• Selected excerpt:
Read Committed (PostgreSQL default):

-- Transaction 1                    -- Transaction 2
BEGIN;                              BEGIN;
SELECT balance FROM accounts        
WHERE id = 1;  -- Returns 1000     
                                    UPDATE accounts SET balance = 500
                                    WHERE id = 1;
                                    COMMIT;
SELECT balance FROM accounts        
WHERE id = 1;  -- Returns 500! (non-repeatable read)
COMMIT;

Serializable (strongest):

-- Transaction 1                    -- Transaction 2
BEGIN ISOLATION LEVEL SERIALIZABLE; BEGIN ISOLATION LEVEL SERIALIZABLE;
SELECT count(*) FROM doctors        
WHERE on_call = true;  -- Returns 2
                                    SELECT count(*) FROM doctors
                                    WHERE on_call = true;  -- Returns 2
UPDATE doctors SET on_call = false  
WHERE id = 1;                       UPDATE doctors SET on_call = false
                                    WHERE id = 2;
COMMIT;  -- Succeeds                COMMIT;  -- ABORTED! (serialization failure)

Choosing Isolation Level

Use Case	Level	Why
Analytics/reporting	Read Committed	Stale data acceptable
E-commerce catalog	Read Committed	Performance over consistency
Financial transfers	Serializable	Must prevent all anomalies
Inventory management	Repeatable Read	Prevent double-selling
Booking systems	Serializable	Prevent overbooking

5. Indexing Strategies

B-Tree Index (Default)

• Data block:

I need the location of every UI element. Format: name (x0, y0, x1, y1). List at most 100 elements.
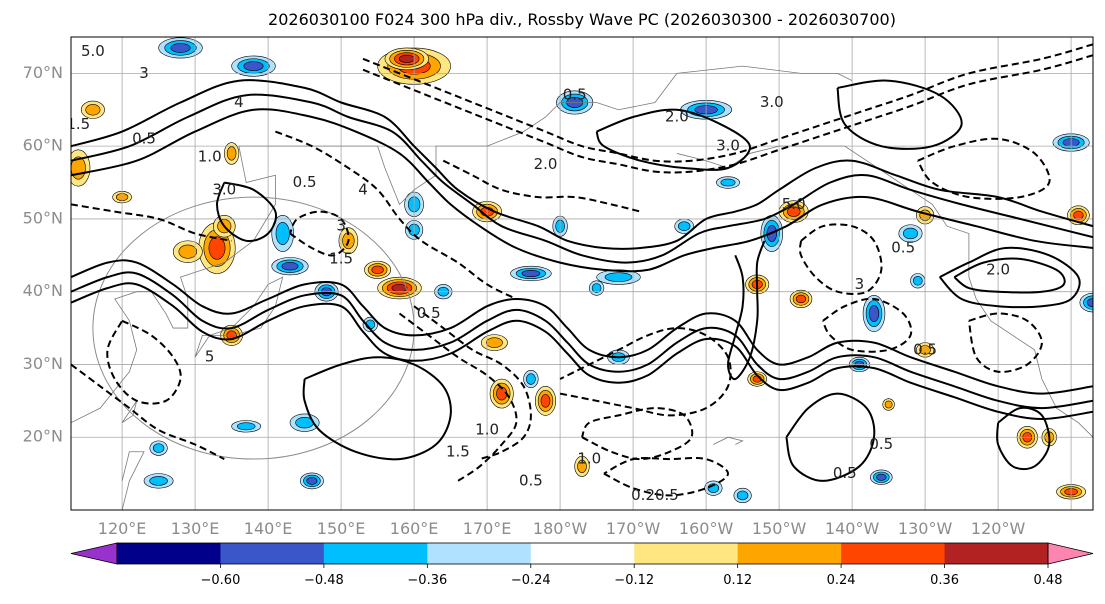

• Short exercise A: According to the isolation-level text, which isolation level is the PostgreSQL default?
• Short exercise B: Rewrite the isolation-level text between "Read Committed (PostgreSQL" and "500! (non-repeatable read)", inclusive, with "accounts" replaced by "wallets".
The data has no connection to the isolation-level text.

• Response A: Read Committed.

• Response B:
Read Committed (PostgreSQL default):

-- Transaction 1                    -- Transaction 2
BEGIN;                              BEGIN;
SELECT balance FROM wallets        
WHERE id = 1;  -- Returns 1000     
                                    UPDATE wallets SET balance = 500
                                    WHERE id = 1;
                                    COMMIT;
SELECT balance FROM wallets        
WHERE id = 1;  -- Returns 500! (non-repeatable read)